Listed entries -
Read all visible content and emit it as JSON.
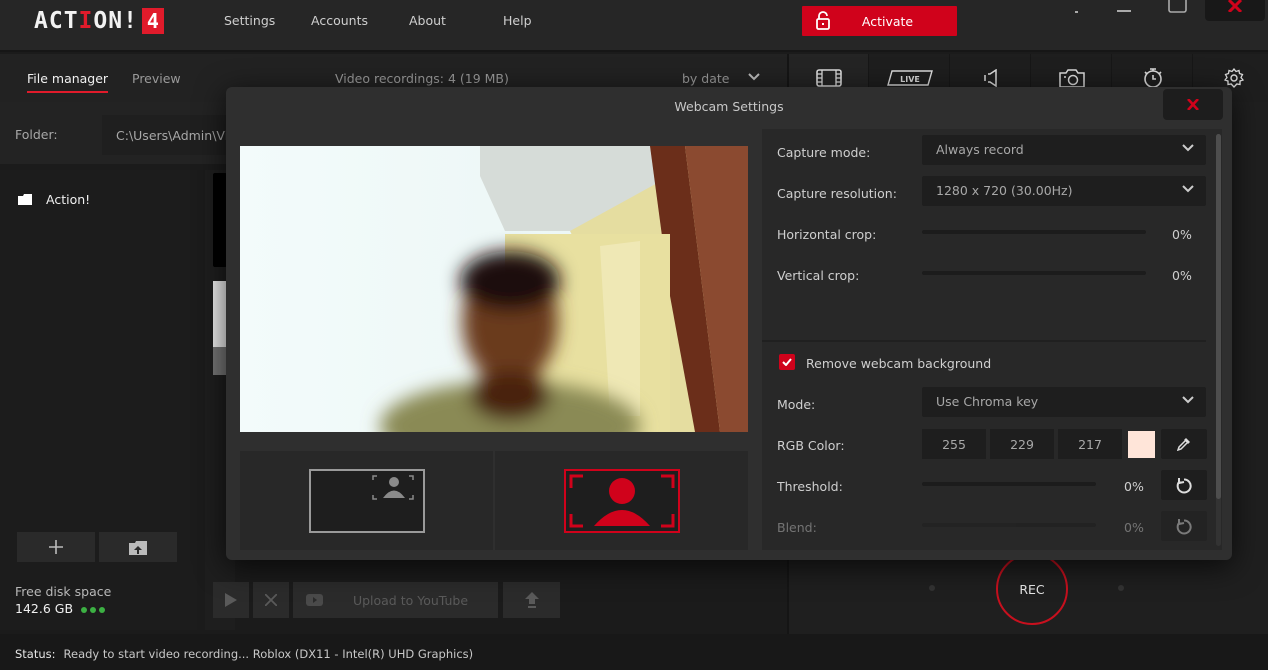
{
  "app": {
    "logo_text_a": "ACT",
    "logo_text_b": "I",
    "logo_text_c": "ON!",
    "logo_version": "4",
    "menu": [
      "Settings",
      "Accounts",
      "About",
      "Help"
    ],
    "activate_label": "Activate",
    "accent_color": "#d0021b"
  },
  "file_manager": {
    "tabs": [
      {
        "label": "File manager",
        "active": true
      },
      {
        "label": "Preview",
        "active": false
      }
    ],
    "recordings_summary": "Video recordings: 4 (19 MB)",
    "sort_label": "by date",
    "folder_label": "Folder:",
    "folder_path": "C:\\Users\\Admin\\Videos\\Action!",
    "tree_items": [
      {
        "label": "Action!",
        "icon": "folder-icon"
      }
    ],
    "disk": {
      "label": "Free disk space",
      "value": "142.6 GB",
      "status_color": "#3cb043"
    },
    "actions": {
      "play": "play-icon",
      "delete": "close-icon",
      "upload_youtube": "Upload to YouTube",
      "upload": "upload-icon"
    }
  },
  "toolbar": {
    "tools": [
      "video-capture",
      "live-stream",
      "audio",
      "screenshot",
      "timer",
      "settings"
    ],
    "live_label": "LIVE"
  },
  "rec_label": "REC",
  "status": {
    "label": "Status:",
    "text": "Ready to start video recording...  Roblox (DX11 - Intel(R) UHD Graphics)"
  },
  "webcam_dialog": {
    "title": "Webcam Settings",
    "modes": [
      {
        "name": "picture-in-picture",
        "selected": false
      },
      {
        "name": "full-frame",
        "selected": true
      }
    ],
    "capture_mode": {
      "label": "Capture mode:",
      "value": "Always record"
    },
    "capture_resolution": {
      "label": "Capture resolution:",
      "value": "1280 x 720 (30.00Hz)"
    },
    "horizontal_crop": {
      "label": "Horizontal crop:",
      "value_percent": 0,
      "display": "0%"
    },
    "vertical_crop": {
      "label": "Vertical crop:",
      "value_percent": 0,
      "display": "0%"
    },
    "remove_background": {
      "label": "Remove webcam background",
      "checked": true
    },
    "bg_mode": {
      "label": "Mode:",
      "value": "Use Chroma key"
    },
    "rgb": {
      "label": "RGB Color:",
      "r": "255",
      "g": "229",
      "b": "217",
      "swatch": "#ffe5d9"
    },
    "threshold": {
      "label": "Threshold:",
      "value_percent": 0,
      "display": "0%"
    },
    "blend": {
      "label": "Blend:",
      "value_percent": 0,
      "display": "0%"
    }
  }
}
==
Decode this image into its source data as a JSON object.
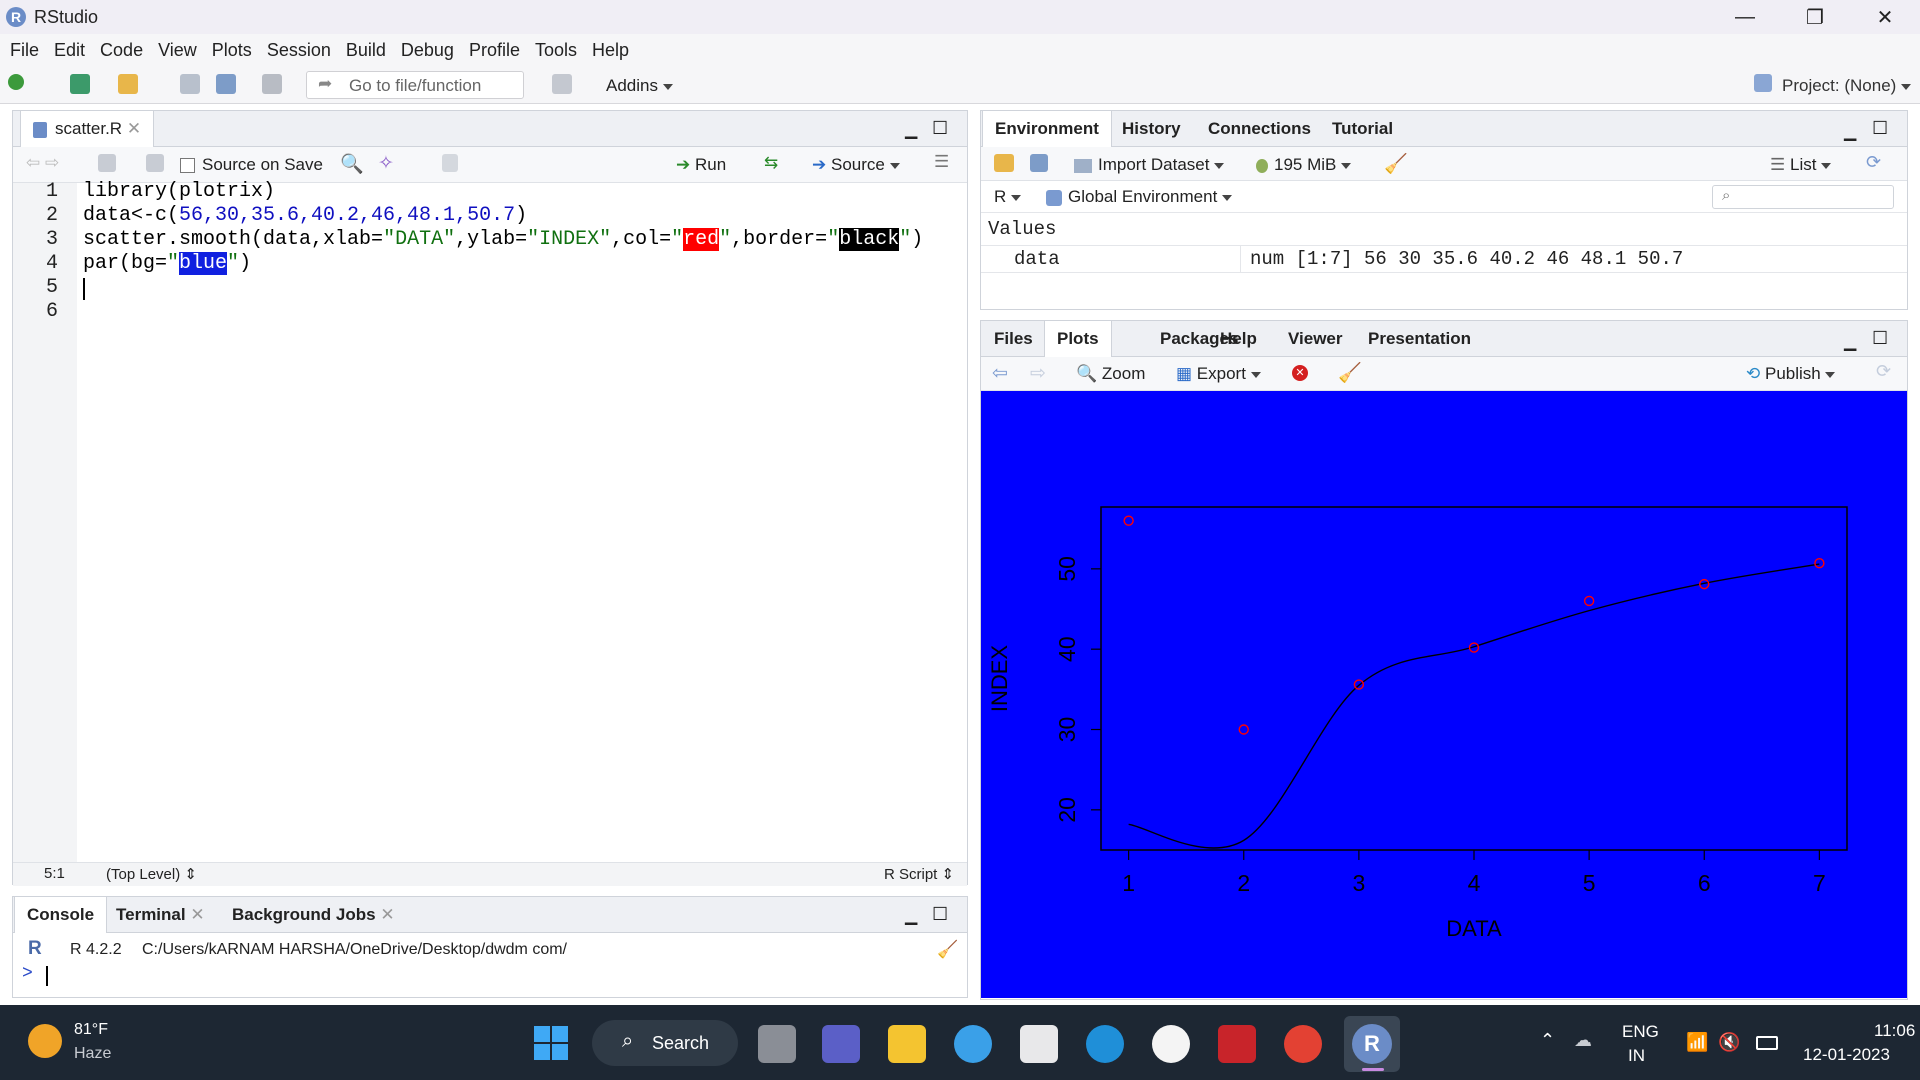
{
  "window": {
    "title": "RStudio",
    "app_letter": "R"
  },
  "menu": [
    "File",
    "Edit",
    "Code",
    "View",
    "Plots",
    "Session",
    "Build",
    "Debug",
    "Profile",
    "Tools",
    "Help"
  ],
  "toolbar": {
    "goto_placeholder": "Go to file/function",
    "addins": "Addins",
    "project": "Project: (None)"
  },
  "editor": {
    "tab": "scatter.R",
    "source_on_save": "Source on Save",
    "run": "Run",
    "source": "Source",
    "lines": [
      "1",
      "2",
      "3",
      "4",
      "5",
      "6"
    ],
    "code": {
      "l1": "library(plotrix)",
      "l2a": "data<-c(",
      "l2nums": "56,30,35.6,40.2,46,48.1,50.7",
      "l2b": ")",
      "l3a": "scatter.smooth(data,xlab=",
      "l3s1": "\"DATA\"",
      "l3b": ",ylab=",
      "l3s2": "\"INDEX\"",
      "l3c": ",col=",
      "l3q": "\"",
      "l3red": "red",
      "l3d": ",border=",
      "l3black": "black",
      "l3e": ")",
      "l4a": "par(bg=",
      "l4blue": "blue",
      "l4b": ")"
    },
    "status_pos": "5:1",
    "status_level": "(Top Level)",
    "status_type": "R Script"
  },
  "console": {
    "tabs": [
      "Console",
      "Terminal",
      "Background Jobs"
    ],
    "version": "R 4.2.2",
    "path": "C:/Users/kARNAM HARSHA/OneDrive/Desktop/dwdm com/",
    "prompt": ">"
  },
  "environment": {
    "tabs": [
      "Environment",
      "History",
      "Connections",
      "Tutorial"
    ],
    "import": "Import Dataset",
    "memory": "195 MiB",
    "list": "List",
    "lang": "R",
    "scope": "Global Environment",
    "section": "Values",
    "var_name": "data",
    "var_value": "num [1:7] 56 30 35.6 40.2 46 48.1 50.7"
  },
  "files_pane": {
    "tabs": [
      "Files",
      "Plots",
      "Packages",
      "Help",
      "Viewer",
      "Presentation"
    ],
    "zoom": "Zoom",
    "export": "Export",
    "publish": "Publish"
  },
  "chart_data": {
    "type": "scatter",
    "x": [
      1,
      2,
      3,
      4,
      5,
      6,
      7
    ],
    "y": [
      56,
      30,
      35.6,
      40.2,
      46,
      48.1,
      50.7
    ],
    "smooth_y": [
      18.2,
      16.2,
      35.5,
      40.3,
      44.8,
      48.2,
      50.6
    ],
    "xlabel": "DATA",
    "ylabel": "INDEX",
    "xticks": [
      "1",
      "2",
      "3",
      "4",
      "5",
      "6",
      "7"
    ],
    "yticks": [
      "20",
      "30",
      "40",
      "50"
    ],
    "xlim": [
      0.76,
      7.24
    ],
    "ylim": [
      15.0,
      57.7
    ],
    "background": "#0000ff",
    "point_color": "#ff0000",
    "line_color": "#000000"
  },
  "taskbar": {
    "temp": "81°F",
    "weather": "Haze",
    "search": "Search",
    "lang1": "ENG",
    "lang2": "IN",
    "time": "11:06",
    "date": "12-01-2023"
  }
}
---
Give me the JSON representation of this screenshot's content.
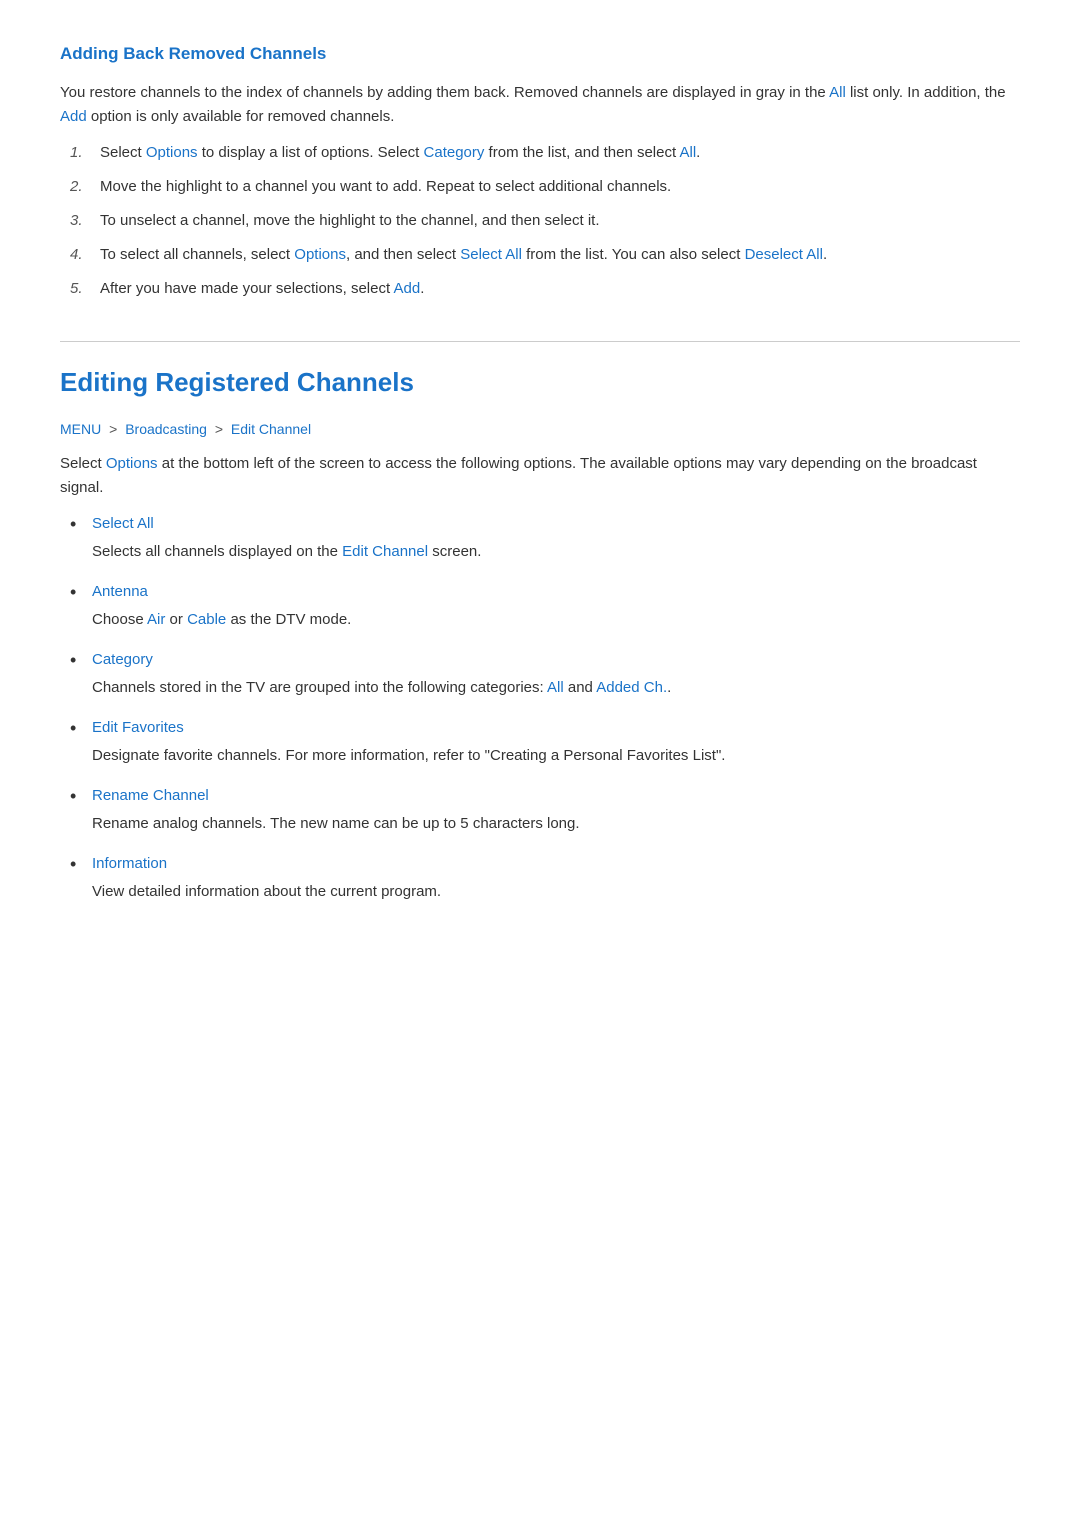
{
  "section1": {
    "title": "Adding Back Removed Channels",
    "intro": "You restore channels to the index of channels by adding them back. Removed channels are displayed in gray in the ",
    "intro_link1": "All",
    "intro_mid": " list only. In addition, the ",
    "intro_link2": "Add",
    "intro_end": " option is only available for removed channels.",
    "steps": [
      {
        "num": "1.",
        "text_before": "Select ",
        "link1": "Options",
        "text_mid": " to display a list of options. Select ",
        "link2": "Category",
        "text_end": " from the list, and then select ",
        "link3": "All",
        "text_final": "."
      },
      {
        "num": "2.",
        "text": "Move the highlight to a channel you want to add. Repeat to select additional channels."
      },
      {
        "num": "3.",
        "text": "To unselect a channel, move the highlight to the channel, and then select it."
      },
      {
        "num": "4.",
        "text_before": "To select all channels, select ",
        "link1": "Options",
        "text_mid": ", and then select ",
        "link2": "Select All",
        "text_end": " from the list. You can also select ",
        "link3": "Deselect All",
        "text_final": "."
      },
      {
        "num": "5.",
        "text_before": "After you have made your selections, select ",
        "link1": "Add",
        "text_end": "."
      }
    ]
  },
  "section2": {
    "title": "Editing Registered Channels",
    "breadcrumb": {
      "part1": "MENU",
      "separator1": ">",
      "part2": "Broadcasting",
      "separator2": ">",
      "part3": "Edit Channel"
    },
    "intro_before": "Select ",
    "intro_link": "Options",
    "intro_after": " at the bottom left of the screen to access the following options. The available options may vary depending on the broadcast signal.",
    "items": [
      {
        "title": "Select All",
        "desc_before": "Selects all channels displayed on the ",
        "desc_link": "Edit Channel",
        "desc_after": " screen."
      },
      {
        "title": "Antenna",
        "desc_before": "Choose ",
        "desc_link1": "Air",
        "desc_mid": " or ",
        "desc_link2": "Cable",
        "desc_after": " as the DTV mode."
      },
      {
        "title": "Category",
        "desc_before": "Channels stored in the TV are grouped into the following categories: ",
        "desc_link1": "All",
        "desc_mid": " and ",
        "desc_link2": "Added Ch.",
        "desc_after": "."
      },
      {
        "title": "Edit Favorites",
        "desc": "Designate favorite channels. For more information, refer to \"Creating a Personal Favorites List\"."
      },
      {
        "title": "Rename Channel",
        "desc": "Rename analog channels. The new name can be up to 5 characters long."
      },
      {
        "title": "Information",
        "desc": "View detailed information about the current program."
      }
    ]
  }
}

Problem to work on -
Pick out every line with the string "highlight" and copy it.

Answer to this problem -
        "text": "Move the highlight to a channel you want to add. Repeat to select additional channels."
        "text": "To unselect a channel, move the highlight to the channel, and then select it."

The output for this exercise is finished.